=== EXERCISE DATA ===
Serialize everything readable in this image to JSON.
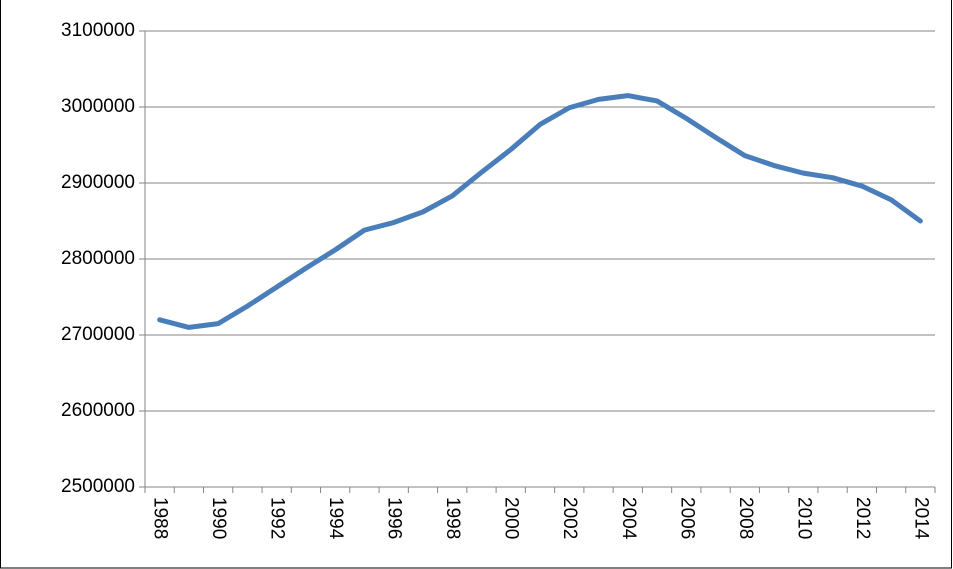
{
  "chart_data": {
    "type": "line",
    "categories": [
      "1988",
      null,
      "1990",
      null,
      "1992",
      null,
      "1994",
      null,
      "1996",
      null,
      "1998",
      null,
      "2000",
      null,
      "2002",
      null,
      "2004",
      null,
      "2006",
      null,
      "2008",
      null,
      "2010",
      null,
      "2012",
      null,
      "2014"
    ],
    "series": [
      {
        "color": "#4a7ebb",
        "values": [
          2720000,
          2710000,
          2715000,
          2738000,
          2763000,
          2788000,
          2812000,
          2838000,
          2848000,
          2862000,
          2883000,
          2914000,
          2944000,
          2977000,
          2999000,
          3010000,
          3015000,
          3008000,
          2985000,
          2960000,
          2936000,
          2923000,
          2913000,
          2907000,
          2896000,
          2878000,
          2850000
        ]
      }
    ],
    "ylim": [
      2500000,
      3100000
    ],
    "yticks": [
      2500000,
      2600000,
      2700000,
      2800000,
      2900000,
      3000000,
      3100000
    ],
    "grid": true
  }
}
===
**EXERCISE DESCRIPTION:**
Leave out the pictures and output the rest of the material exactly as written.

**SOLUTION TO THE PROBLEM:**
Serialize everything readable in this image to JSON.
{
  "chart_data": {
    "type": "line",
    "categories": [
      "1988",
      null,
      "1990",
      null,
      "1992",
      null,
      "1994",
      null,
      "1996",
      null,
      "1998",
      null,
      "2000",
      null,
      "2002",
      null,
      "2004",
      null,
      "2006",
      null,
      "2008",
      null,
      "2010",
      null,
      "2012",
      null,
      "2014"
    ],
    "series": [
      {
        "color": "#4a7ebb",
        "values": [
          2720000,
          2710000,
          2715000,
          2738000,
          2763000,
          2788000,
          2812000,
          2838000,
          2848000,
          2862000,
          2883000,
          2914000,
          2944000,
          2977000,
          2999000,
          3010000,
          3015000,
          3008000,
          2985000,
          2960000,
          2936000,
          2923000,
          2913000,
          2907000,
          2896000,
          2878000,
          2850000
        ]
      }
    ],
    "ylim": [
      2500000,
      3100000
    ],
    "yticks": [
      2500000,
      2600000,
      2700000,
      2800000,
      2900000,
      3000000,
      3100000
    ],
    "grid": true
  }
}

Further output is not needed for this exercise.